> WHAT IS EXPECTED
From the listing, collect all lines containing the word "cockpit".

> TASK INPUTS
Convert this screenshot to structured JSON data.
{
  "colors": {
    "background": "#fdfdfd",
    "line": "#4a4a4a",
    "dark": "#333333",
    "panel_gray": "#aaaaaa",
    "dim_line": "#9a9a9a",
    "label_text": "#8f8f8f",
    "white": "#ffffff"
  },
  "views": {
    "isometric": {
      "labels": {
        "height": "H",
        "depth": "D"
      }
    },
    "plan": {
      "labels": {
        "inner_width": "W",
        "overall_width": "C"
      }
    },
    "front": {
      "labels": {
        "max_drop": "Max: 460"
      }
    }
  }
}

--

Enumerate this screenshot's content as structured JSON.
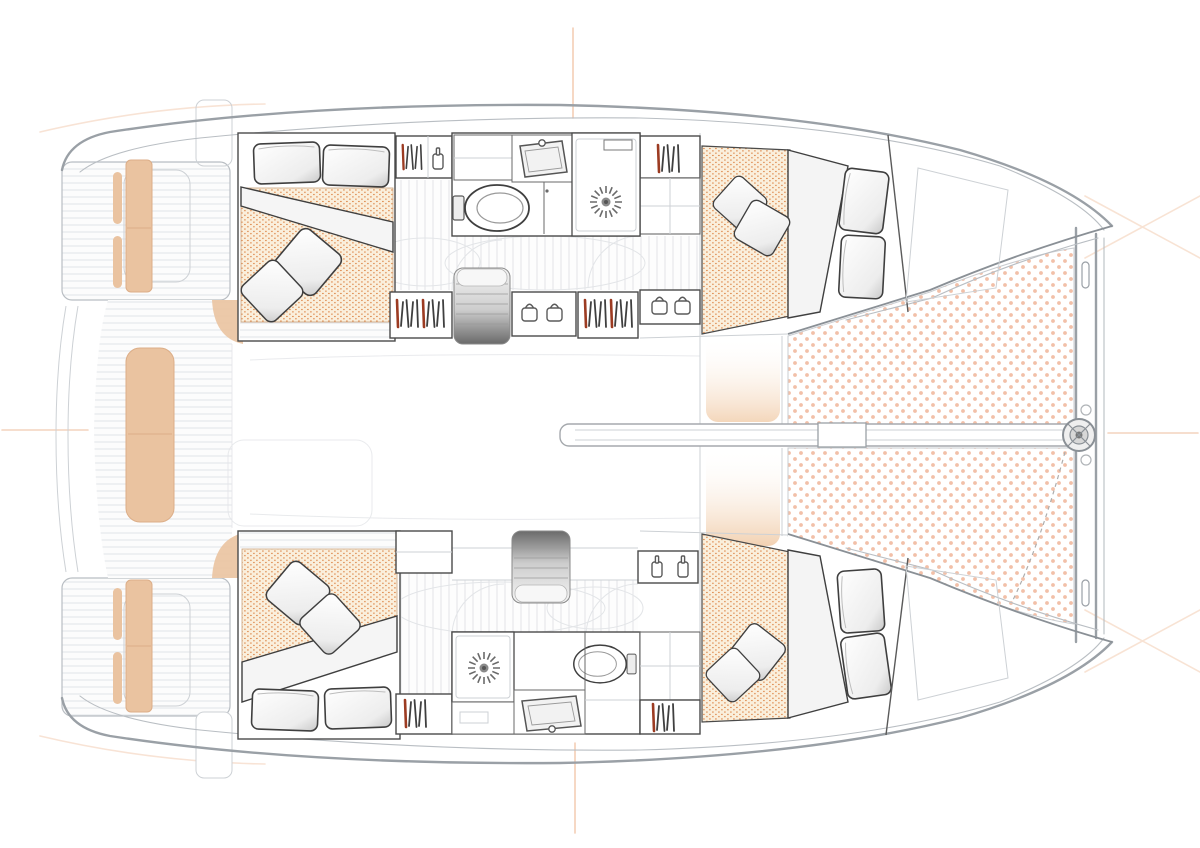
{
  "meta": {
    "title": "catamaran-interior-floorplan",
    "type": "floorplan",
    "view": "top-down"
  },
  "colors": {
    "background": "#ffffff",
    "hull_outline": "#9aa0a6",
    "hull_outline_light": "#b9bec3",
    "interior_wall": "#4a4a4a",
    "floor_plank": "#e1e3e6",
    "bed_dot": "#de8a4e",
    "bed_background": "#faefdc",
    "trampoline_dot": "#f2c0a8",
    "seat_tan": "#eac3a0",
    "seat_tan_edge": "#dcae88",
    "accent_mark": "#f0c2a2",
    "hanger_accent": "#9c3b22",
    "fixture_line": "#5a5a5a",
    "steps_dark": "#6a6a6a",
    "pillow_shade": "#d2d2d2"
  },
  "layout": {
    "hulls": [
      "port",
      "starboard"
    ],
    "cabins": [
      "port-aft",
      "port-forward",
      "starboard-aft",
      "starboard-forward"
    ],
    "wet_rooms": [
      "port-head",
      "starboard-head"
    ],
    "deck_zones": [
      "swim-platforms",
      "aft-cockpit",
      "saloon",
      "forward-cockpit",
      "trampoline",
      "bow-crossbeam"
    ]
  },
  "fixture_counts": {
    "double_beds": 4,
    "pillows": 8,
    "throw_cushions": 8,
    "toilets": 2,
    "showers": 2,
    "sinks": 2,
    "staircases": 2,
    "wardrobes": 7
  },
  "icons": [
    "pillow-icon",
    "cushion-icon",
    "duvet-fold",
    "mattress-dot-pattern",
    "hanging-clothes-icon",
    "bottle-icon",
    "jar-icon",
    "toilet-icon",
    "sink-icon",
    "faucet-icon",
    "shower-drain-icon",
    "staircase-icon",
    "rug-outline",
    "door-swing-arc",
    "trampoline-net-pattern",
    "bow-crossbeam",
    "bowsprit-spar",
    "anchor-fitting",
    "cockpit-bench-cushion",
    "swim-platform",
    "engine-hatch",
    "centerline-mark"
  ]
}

> OUTPUT FOR THIS EXERCISE
      "aft-cockpit",
      "forward-cockpit",
    "cockpit-bench-cushion",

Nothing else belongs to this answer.